— START PROVIDED DATA —

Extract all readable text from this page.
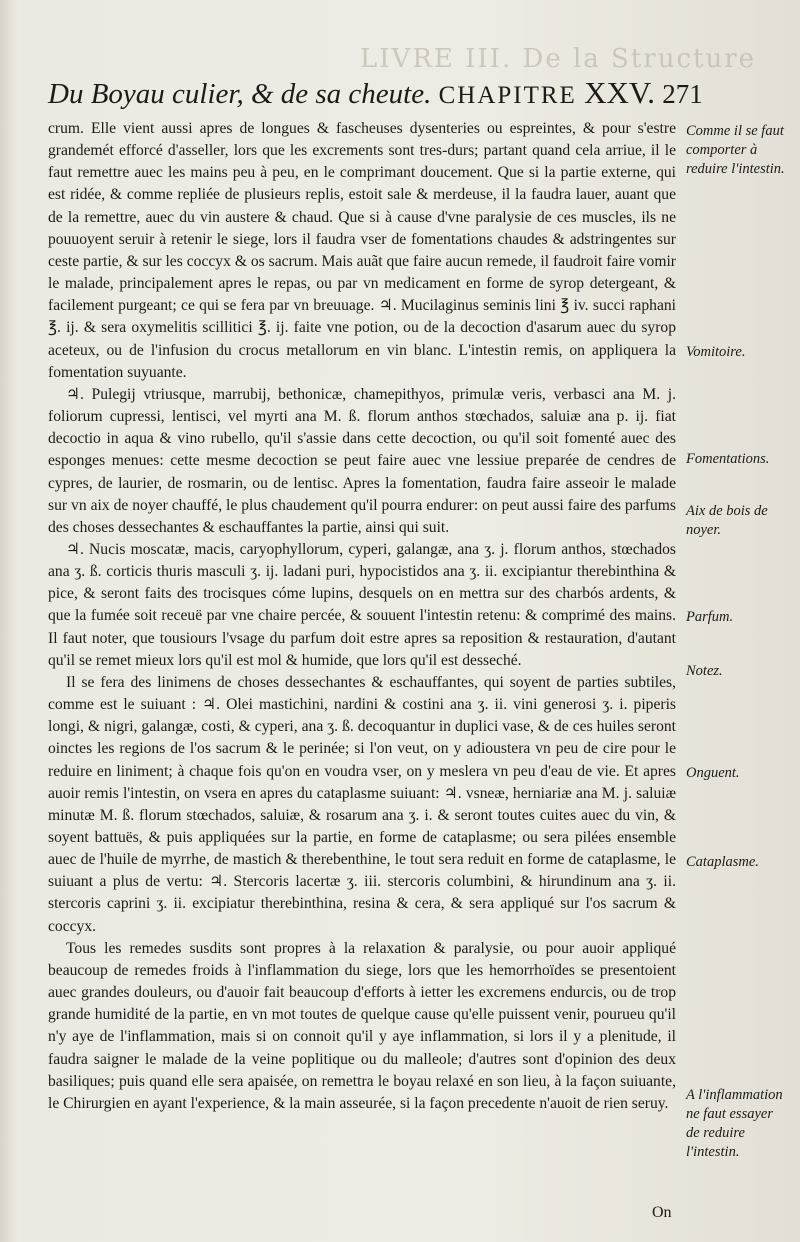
LIVRE III. De la Structure
Du Boyau culier, & de sa cheute. CHAPITRE XXV. 271

crum. Elle vient aussi apres de longues & fascheuses dysenteries ou espreintes, & pour s'estre grandemét efforcé d'asseller, lors que les excrements sont tres-durs; partant quand cela arriue, il le faut remettre auec les mains peu à peu, en le comprimant doucement. Que si la partie externe, qui est ridée, & comme repliée de plusieurs replis, estoit sale & merdeuse, il la faudra lauer, auant que de la remettre, auec du vin austere & chaud. Que si à cause d'vne paralysie de ces muscles, ils ne pouuoyent seruir à retenir le siege, lors il faudra vser de fomentations chaudes & adstringentes sur ceste partie, & sur les coccyx & os sacrum. Mais auãt que faire aucun remede, il faudroit faire vomir le malade, principalement apres le repas, ou par vn medicament en forme de syrop detergeant, & facilement purgeant; ce qui se fera par vn breuuage. ♃. Mucilaginus seminis lini ℥ iv. succi raphani ℥. ij. & sera oxymelitis scillitici ℥. ij. faite vne potion, ou de la decoction d'asarum auec du syrop aceteux, ou de l'infusion du crocus metallorum en vin blanc. L'intestin remis, on appliquera la fomentation suyuante.

♃. Pulegij vtriusque, marrubij, bethonicæ, chamepithyos, primulæ veris, verbasci ana M. j. foliorum cupressi, lentisci, vel myrti ana M. ß. florum anthos stœchados, saluiæ ana p. ij. fiat decoctio in aqua & vino rubello, qu'il s'assie dans cette decoction, ou qu'il soit fomenté auec des esponges menues: cette mesme decoction se peut faire auec vne lessiue preparée de cendres de cypres, de laurier, de rosmarin, ou de lentisc. Apres la fomentation, faudra faire asseoir le malade sur vn aix de noyer chauffé, le plus chaudement qu'il pourra endurer: on peut aussi faire des parfums des choses dessechantes & eschauffantes la partie, ainsi qui suit.

♃. Nucis moscatæ, macis, caryophyllorum, cyperi, galangæ, ana ʒ. j. florum anthos, stœchados ana ʒ. ß. corticis thuris masculi ʒ. ij. ladani puri, hypocistidos ana ʒ. ii. excipiantur therebinthina & pice, & seront faits des trocisques cóme lupins, desquels on en mettra sur des charbós ardents, & que la fumée soit receuë par vne chaire percée, & souuent l'intestin retenu: & comprimé des mains. Il faut noter, que tousiours l'vsage du parfum doit estre apres sa reposition & restauration, d'autant qu'il se remet mieux lors qu'il est mol & humide, que lors qu'il est desseché.

Il se fera des linimens de choses dessechantes & eschauffantes, qui soyent de parties subtiles, comme est le suiuant : ♃. Olei mastichini, nardini & costini ana ʒ. ii. vini generosi ʒ. i. piperis longi, & nigri, galangæ, costi, & cyperi, ana ʒ. ß. decoquantur in duplici vase, & de ces huiles seront oinctes les regions de l'os sacrum & le perinée; si l'on veut, on y adioustera vn peu de cire pour le reduire en liniment; à chaque fois qu'on en voudra vser, on y meslera vn peu d'eau de vie. Et apres auoir remis l'intestin, on vsera en apres du cataplasme suiuant: ♃. vsneæ, herniariæ ana M. j. saluiæ minutæ M. ß. florum stœchados, saluiæ, & rosarum ana ʒ. i. & seront toutes cuites auec du vin, & soyent battuës, & puis appliquées sur la partie, en forme de cataplasme; ou sera pilées ensemble auec de l'huile de myrrhe, de mastich & therebenthine, le tout sera reduit en forme de cataplasme, le suiuant a plus de vertu: ♃. Stercoris lacertæ ʒ. iii. stercoris columbini, & hirundinum ana ʒ. ii. stercoris caprini ʒ. ii. excipiatur therebinthina, resina & cera, & sera appliqué sur l'os sacrum & coccyx.

Tous les remedes susdits sont propres à la relaxation & paralysie, ou pour auoir appliqué beaucoup de remedes froids à l'inflammation du siege, lors que les hemorrhoïdes se presentoient auec grandes douleurs, ou d'auoir fait beaucoup d'efforts à ietter les excremens endurcis, ou de trop grande humidité de la partie, en vn mot toutes de quelque cause qu'elle puissent venir, pourueu qu'il n'y aye de l'inflammation, mais si on connoit qu'il y aye inflammation, si lors il y a plenitude, il faudra saigner le malade de la veine poplitique ou du malleole; d'autres sont d'opinion des deux basiliques; puis quand elle sera apaisée, on remettra le boyau relaxé en son lieu, à la façon suiuante, le Chirurgien en ayant l'experience, & la main asseurée, si la façon precedente n'auoit de rien seruy.

Comme il se faut comporter à reduire l'intestin.
Vomitoire.
Fomentations.
Aix de bois de noyer.
Parfum.
Notez.
Onguent.
Cataplasme.
A l'inflammation ne faut essayer de reduire l'intestin.
On
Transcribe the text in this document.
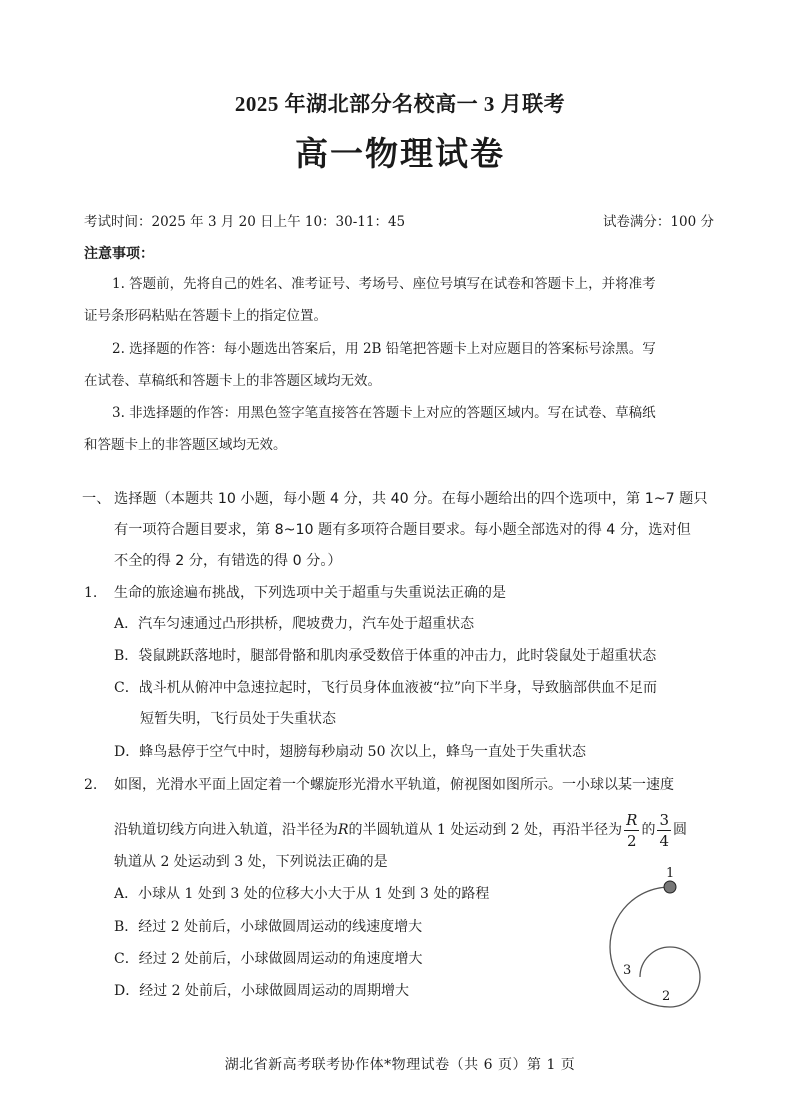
2025 年湖北部分名校高一 3 月联考
高一物理试卷
考试时间：2025 年 3 月 20 日上午 10：30-11：45	试卷满分：100 分
注意事项：
1. 答题前，先将自己的姓名、准考证号、考场号、座位号填写在试卷和答题卡上，并将准考
证号条形码粘贴在答题卡上的指定位置。
2. 选择题的作答：每小题选出答案后，用 2B 铅笔把答题卡上对应题目的答案标号涂黑。写
在试卷、草稿纸和答题卡上的非答题区域均无效。
3. 非选择题的作答：用黑色签字笔直接答在答题卡上对应的答题区域内。写在试卷、草稿纸
和答题卡上的非答题区域均无效。
一、 选择题（本题共 10 小题，每小题 4 分，共 40 分。在每小题给出的四个选项中，第 1~7 题只
有一项符合题目要求，第 8~10 题有多项符合题目要求。每小题全部选对的得 4 分，选对但
不全的得 2 分，有错选的得 0 分。）
1. 生命的旅途遍布挑战，下列选项中关于超重与失重说法正确的是
A．汽车匀速通过凸形拱桥，爬坡费力，汽车处于超重状态
B．袋鼠跳跃落地时，腿部骨骼和肌肉承受数倍于体重的冲击力，此时袋鼠处于超重状态
C．战斗机从俯冲中急速拉起时，飞行员身体血液被“拉”向下半身，导致脑部供血不足而
短暂失明，飞行员处于失重状态
D．蜂鸟悬停于空气中时，翅膀每秒扇动 50 次以上，蜂鸟一直处于失重状态
2. 如图，光滑水平面上固定着一个螺旋形光滑水平轨道，俯视图如图所示。一小球以某一速度
沿轨道切线方向进入轨道，沿半径为R的半圆轨道从 1 处运动到 2 处，再沿半径为 $\frac{R}{2}$ 的 $\frac{3}{4}$ 圆
轨道从 2 处运动到 3 处，下列说法正确的是
A．小球从 1 处到 3 处的位移大小大于从 1 处到 3 处的路程
B．经过 2 处前后，小球做圆周运动的线速度增大
C．经过 2 处前后，小球做圆周运动的角速度增大
D．经过 2 处前后，小球做圆周运动的周期增大
1
2
3
湖北省新高考联考协作体*物理试卷（共 6 页）第 1 页
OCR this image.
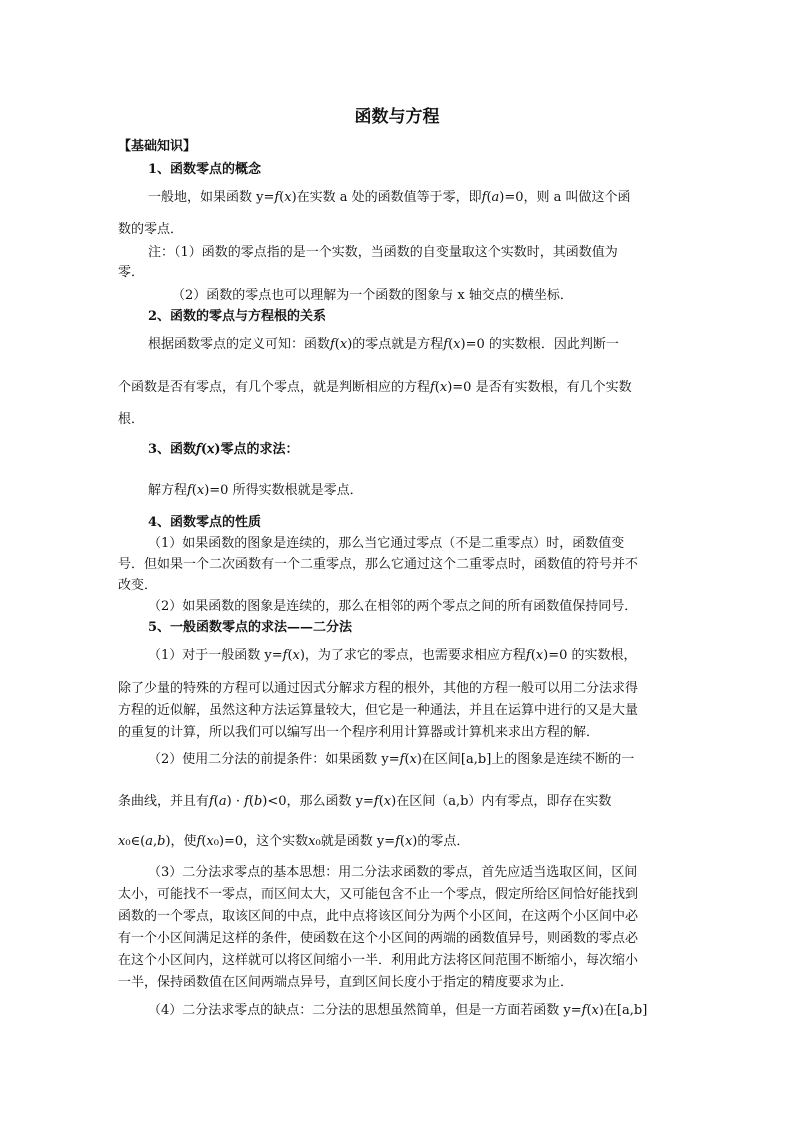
函数与方程
【基础知识】
1、函数零点的概念
一般地，如果函数 y=𝑓(𝑥)在实数 a 处的函数值等于零，即𝑓(𝑎)=0，则 a 叫做这个函
数的零点．
注：（1）函数的零点指的是一个实数，当函数的自变量取这个实数时，其函数值为
零．
（2）函数的零点也可以理解为一个函数的图象与 x 轴交点的横坐标．
2、函数的零点与方程根的关系
根据函数零点的定义可知：函数𝑓(𝑥)的零点就是方程𝑓(𝑥)=0 的实数根．因此判断一
个函数是否有零点，有几个零点，就是判断相应的方程𝑓(𝑥)=0 是否有实数根，有几个实数
根．
3、函数𝑓(𝑥)零点的求法：
解方程𝑓(𝑥)=0 所得实数根就是零点．
4、函数零点的性质
（1）如果函数的图象是连续的，那么当它通过零点（不是二重零点）时，函数值变
号．但如果一个二次函数有一个二重零点，那么它通过这个二重零点时，函数值的符号并不
改变．
（2）如果函数的图象是连续的，那么在相邻的两个零点之间的所有函数值保持同号．
5、一般函数零点的求法——二分法
（1）对于一般函数 y=𝑓(𝑥)，为了求它的零点，也需要求相应方程𝑓(𝑥)=0 的实数根，
除了少量的特殊的方程可以通过因式分解求方程的根外，其他的方程一般可以用二分法求得
方程的近似解，虽然这种方法运算量较大，但它是一种通法，并且在运算中进行的又是大量
的重复的计算，所以我们可以编写出一个程序利用计算器或计算机来求出方程的解．
（2）使用二分法的前提条件：如果函数 y=𝑓(𝑥)在区间[a,b]上的图象是连续不断的一
条曲线，并且有𝑓(𝑎) · 𝑓(𝑏)<0，那么函数 y=𝑓(𝑥)在区间（a,b）内有零点，即存在实数
𝑥₀∈(𝑎,𝑏)，使𝑓(𝑥₀)=0，这个实数𝑥₀就是函数 y=𝑓(𝑥)的零点．
（3）二分法求零点的基本思想：用二分法求函数的零点，首先应适当选取区间，区间
太小，可能找不一零点，而区间太大，又可能包含不止一个零点，假定所给区间恰好能找到
函数的一个零点，取该区间的中点，此中点将该区间分为两个小区间，在这两个小区间中必
有一个小区间满足这样的条件，使函数在这个小区间的两端的函数值异号，则函数的零点必
在这个小区间内，这样就可以将区间缩小一半．利用此方法将区间范围不断缩小，每次缩小
一半，保持函数值在区间两端点异号，直到区间长度小于指定的精度要求为止．
（4）二分法求零点的缺点：二分法的思想虽然简单，但是一方面若函数 y=𝑓(𝑥)在[a,b]
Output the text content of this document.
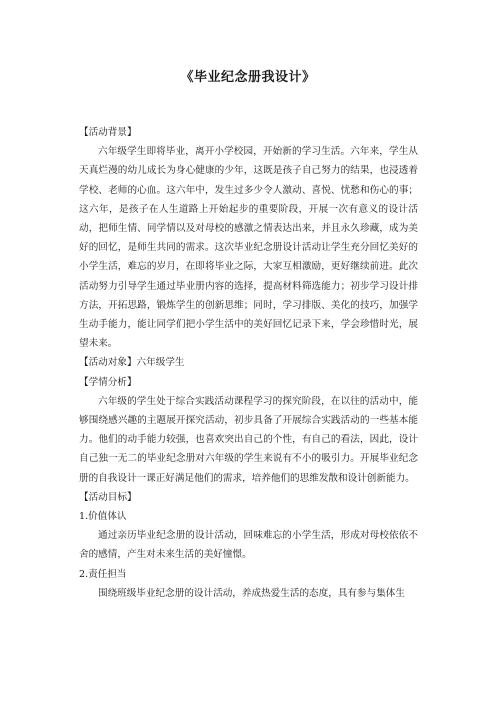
《毕业纪念册我设计》

【活动背景】

六年级学生即将毕业，离开小学校园，开始新的学习生活。六年来，学生从天真烂漫的幼儿成长为身心健康的少年，这既是孩子自己努力的结果，也浸透着学校、老师的心血。这六年中，发生过多少令人激动、喜悦、忧愁和伤心的事；这六年，是孩子在人生道路上开始起步的重要阶段，开展一次有意义的设计活动，把师生情、同学情以及对母校的感激之情表达出来，并且永久珍藏，成为美好的回忆，是师生共同的需求。这次毕业纪念册设计活动让学生充分回忆美好的小学生活，难忘的岁月，在即将毕业之际，大家互相激励，更好继续前进。此次活动努力引导学生通过毕业册内容的选择，提高材料筛选能力；初步学习设计排方法，开拓思路，锻炼学生的创新思维；同时，学习排版、美化的技巧，加强学生动手能力，能让同学们把小学生活中的美好回忆记录下来，学会珍惜时光，展望未来。

【活动对象】六年级学生

【学情分析】

六年级的学生处于综合实践活动课程学习的探究阶段，在以往的活动中，能够围绕感兴趣的主题展开探究活动，初步具备了开展综合实践活动的一些基本能力。他们的动手能力较强，也喜欢突出自己的个性，有自己的看法，因此，设计自己独一无二的毕业纪念册对六年级的学生来说有不小的吸引力。开展毕业纪念册的自我设计一课正好满足他们的需求，培养他们的思维发散和设计创新能力。

【活动目标】

1.价值体认

通过亲历毕业纪念册的设计活动，回味难忘的小学生活，形成对母校依依不舍的感情，产生对未来生活的美好憧憬。

2.责任担当

围绕班级毕业纪念册的设计活动，养成热爱生活的态度，具有参与集体生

— END PROVIDED DATA —

WORK TO COMPLETE —
Single out each line of the records above with the string "inflammation" in it, and copy it.

EXERCISE RESULT —
Tous les remedes susdits sont propres à la relaxation & paralysie, ou pour auoir appliqué beaucoup de remedes froids à l'inflammation du siege, lors que les hemorrhoïdes se presentoient auec grandes douleurs, ou d'auoir fait beaucoup d'efforts à ietter les excremens endurcis, ou de trop grande humidité de la partie, en vn mot toutes de quelque cause qu'elle puissent venir, pourueu qu'il n'y aye de l'inflammation, mais si on connoit qu'il y aye inflammation, si lors il y a plenitude, il faudra saigner le malade de la veine poplitique ou du malleole; d'autres sont d'opinion des deux basiliques; puis quand elle sera apaisée, on remettra le boyau relaxé en son lieu, à la façon suiuante, le Chirurgien en ayant l'experience, & la main asseurée, si la façon precedente n'auoit de rien seruy.
A l'inflammation ne faut essayer de reduire l'intestin.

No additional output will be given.